* Written problem
Take the listing and print it in full, exactly as given.

* Input material
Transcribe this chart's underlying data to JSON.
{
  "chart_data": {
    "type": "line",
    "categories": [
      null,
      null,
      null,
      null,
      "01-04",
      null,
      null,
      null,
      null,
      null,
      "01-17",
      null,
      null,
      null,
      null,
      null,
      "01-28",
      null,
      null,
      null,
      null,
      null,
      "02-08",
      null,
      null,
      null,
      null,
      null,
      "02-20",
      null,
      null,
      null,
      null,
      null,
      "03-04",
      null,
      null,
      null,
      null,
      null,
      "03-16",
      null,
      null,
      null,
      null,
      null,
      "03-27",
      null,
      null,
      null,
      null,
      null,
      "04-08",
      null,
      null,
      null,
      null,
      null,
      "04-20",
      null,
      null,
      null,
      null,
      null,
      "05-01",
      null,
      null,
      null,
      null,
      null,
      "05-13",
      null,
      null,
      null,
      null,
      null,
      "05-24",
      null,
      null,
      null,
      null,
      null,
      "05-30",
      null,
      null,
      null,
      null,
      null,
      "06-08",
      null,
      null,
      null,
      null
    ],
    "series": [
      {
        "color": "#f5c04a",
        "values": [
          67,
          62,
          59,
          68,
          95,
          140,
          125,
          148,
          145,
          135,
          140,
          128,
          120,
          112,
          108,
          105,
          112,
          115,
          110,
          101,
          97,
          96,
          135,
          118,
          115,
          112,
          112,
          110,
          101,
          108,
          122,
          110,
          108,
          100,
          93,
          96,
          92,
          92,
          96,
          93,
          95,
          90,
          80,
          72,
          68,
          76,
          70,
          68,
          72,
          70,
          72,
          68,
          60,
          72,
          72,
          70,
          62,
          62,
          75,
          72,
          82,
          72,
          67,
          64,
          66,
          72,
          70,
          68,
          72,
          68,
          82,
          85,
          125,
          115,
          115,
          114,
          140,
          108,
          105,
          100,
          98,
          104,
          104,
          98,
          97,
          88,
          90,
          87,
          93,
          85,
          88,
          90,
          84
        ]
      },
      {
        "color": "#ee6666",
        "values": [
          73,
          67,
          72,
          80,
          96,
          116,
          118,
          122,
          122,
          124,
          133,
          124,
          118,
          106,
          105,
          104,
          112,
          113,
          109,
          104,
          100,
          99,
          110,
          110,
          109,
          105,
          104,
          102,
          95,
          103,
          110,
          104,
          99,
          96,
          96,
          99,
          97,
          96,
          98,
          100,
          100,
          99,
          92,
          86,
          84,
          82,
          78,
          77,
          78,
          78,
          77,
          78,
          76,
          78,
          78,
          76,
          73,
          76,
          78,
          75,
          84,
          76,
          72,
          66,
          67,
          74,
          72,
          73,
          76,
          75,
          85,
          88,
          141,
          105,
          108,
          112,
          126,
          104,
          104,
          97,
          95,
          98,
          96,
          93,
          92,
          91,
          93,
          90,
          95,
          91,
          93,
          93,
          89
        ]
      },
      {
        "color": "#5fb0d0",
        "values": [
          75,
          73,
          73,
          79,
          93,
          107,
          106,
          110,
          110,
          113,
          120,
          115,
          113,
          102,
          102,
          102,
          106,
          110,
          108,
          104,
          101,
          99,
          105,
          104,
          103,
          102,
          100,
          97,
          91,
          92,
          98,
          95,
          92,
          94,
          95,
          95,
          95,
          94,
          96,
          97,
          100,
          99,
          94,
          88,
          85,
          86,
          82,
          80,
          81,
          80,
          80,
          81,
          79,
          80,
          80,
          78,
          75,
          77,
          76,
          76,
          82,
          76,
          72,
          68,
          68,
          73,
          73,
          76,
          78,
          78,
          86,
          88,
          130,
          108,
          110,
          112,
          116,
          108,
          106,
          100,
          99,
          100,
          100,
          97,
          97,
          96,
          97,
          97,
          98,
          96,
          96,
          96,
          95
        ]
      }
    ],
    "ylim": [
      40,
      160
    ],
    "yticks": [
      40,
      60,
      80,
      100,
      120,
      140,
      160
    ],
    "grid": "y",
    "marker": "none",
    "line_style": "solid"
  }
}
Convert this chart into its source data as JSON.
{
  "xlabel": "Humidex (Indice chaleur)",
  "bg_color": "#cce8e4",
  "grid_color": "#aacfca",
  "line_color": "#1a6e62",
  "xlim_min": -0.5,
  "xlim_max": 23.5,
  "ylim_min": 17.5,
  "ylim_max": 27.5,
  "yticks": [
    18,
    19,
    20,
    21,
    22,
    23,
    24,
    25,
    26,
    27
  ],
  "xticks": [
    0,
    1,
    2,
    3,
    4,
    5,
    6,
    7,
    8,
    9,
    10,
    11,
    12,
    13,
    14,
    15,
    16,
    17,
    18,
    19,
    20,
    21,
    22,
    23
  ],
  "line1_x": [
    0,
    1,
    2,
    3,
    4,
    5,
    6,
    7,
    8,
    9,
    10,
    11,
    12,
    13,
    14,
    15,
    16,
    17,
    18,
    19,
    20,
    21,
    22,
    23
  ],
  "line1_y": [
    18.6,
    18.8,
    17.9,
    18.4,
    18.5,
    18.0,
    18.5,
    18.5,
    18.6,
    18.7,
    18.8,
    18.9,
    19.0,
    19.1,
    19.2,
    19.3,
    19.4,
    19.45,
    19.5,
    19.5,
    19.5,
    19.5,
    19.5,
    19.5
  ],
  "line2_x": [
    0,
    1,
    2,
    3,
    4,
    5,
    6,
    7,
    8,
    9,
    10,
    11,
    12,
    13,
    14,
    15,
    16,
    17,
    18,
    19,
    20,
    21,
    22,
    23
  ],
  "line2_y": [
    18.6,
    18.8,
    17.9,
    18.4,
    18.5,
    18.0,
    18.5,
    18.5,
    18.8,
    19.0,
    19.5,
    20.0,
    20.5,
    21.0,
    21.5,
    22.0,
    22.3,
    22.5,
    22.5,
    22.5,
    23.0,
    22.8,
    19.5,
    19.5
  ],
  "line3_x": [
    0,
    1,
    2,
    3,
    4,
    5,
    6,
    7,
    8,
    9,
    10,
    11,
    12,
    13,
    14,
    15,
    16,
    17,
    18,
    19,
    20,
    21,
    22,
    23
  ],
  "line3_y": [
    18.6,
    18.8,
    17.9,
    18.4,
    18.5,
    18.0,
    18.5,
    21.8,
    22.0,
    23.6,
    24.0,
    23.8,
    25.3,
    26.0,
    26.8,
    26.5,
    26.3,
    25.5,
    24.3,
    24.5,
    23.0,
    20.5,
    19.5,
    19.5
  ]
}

* Solution
Transcribe this chart's underlying data to JSON.
{
  "chart_data": {
    "type": "line",
    "categories": [
      null,
      null,
      null,
      null,
      "01-04",
      null,
      null,
      null,
      null,
      null,
      "01-17",
      null,
      null,
      null,
      null,
      null,
      "01-28",
      null,
      null,
      null,
      null,
      null,
      "02-08",
      null,
      null,
      null,
      null,
      null,
      "02-20",
      null,
      null,
      null,
      null,
      null,
      "03-04",
      null,
      null,
      null,
      null,
      null,
      "03-16",
      null,
      null,
      null,
      null,
      null,
      "03-27",
      null,
      null,
      null,
      null,
      null,
      "04-08",
      null,
      null,
      null,
      null,
      null,
      "04-20",
      null,
      null,
      null,
      null,
      null,
      "05-01",
      null,
      null,
      null,
      null,
      null,
      "05-13",
      null,
      null,
      null,
      null,
      null,
      "05-24",
      null,
      null,
      null,
      null,
      null,
      "05-30",
      null,
      null,
      null,
      null,
      null,
      "06-08",
      null,
      null,
      null,
      null
    ],
    "series": [
      {
        "color": "#f5c04a",
        "values": [
          67,
          62,
          59,
          68,
          95,
          140,
          125,
          148,
          145,
          135,
          140,
          128,
          120,
          112,
          108,
          105,
          112,
          115,
          110,
          101,
          97,
          96,
          135,
          118,
          115,
          112,
          112,
          110,
          101,
          108,
          122,
          110,
          108,
          100,
          93,
          96,
          92,
          92,
          96,
          93,
          95,
          90,
          80,
          72,
          68,
          76,
          70,
          68,
          72,
          70,
          72,
          68,
          60,
          72,
          72,
          70,
          62,
          62,
          75,
          72,
          82,
          72,
          67,
          64,
          66,
          72,
          70,
          68,
          72,
          68,
          82,
          85,
          125,
          115,
          115,
          114,
          140,
          108,
          105,
          100,
          98,
          104,
          104,
          98,
          97,
          88,
          90,
          87,
          93,
          85,
          88,
          90,
          84
        ]
      },
      {
        "color": "#ee6666",
        "values": [
          73,
          67,
          72,
          80,
          96,
          116,
          118,
          122,
          122,
          124,
          133,
          124,
          118,
          106,
          105,
          104,
          112,
          113,
          109,
          104,
          100,
          99,
          110,
          110,
          109,
          105,
          104,
          102,
          95,
          103,
          110,
          104,
          99,
          96,
          96,
          99,
          97,
          96,
          98,
          100,
          100,
          99,
          92,
          86,
          84,
          82,
          78,
          77,
          78,
          78,
          77,
          78,
          76,
          78,
          78,
          76,
          73,
          76,
          78,
          75,
          84,
          76,
          72,
          66,
          67,
          74,
          72,
          73,
          76,
          75,
          85,
          88,
          141,
          105,
          108,
          112,
          126,
          104,
          104,
          97,
          95,
          98,
          96,
          93,
          92,
          91,
          93,
          90,
          95,
          91,
          93,
          93,
          89
        ]
      },
      {
        "color": "#5fb0d0",
        "values": [
          75,
          73,
          73,
          79,
          93,
          107,
          106,
          110,
          110,
          113,
          120,
          115,
          113,
          102,
          102,
          102,
          106,
          110,
          108,
          104,
          101,
          99,
          105,
          104,
          103,
          102,
          100,
          97,
          91,
          92,
          98,
          95,
          92,
          94,
          95,
          95,
          95,
          94,
          96,
          97,
          100,
          99,
          94,
          88,
          85,
          86,
          82,
          80,
          81,
          80,
          80,
          81,
          79,
          80,
          80,
          78,
          75,
          77,
          76,
          76,
          82,
          76,
          72,
          68,
          68,
          73,
          73,
          76,
          78,
          78,
          86,
          88,
          130,
          108,
          110,
          112,
          116,
          108,
          106,
          100,
          99,
          100,
          100,
          97,
          97,
          96,
          97,
          97,
          98,
          96,
          96,
          96,
          95
        ]
      }
    ],
    "ylim": [
      40,
      160
    ],
    "yticks": [
      40,
      60,
      80,
      100,
      120,
      140,
      160
    ],
    "grid": "y",
    "marker": "none",
    "line_style": "solid"
  }
}
Convert this chart into its source data as JSON.
{
  "xlabel": "Humidex (Indice chaleur)",
  "bg_color": "#cce8e4",
  "grid_color": "#aacfca",
  "line_color": "#1a6e62",
  "xlim_min": -0.5,
  "xlim_max": 23.5,
  "ylim_min": 17.5,
  "ylim_max": 27.5,
  "yticks": [
    18,
    19,
    20,
    21,
    22,
    23,
    24,
    25,
    26,
    27
  ],
  "xticks": [
    0,
    1,
    2,
    3,
    4,
    5,
    6,
    7,
    8,
    9,
    10,
    11,
    12,
    13,
    14,
    15,
    16,
    17,
    18,
    19,
    20,
    21,
    22,
    23
  ],
  "line1_x": [
    0,
    1,
    2,
    3,
    4,
    5,
    6,
    7,
    8,
    9,
    10,
    11,
    12,
    13,
    14,
    15,
    16,
    17,
    18,
    19,
    20,
    21,
    22,
    23
  ],
  "line1_y": [
    18.6,
    18.8,
    17.9,
    18.4,
    18.5,
    18.0,
    18.5,
    18.5,
    18.6,
    18.7,
    18.8,
    18.9,
    19.0,
    19.1,
    19.2,
    19.3,
    19.4,
    19.45,
    19.5,
    19.5,
    19.5,
    19.5,
    19.5,
    19.5
  ],
  "line2_x": [
    0,
    1,
    2,
    3,
    4,
    5,
    6,
    7,
    8,
    9,
    10,
    11,
    12,
    13,
    14,
    15,
    16,
    17,
    18,
    19,
    20,
    21,
    22,
    23
  ],
  "line2_y": [
    18.6,
    18.8,
    17.9,
    18.4,
    18.5,
    18.0,
    18.5,
    18.5,
    18.8,
    19.0,
    19.5,
    20.0,
    20.5,
    21.0,
    21.5,
    22.0,
    22.3,
    22.5,
    22.5,
    22.5,
    23.0,
    22.8,
    19.5,
    19.5
  ],
  "line3_x": [
    0,
    1,
    2,
    3,
    4,
    5,
    6,
    7,
    8,
    9,
    10,
    11,
    12,
    13,
    14,
    15,
    16,
    17,
    18,
    19,
    20,
    21,
    22,
    23
  ],
  "line3_y": [
    18.6,
    18.8,
    17.9,
    18.4,
    18.5,
    18.0,
    18.5,
    21.8,
    22.0,
    23.6,
    24.0,
    23.8,
    25.3,
    26.0,
    26.8,
    26.5,
    26.3,
    25.5,
    24.3,
    24.5,
    23.0,
    20.5,
    19.5,
    19.5
  ]
}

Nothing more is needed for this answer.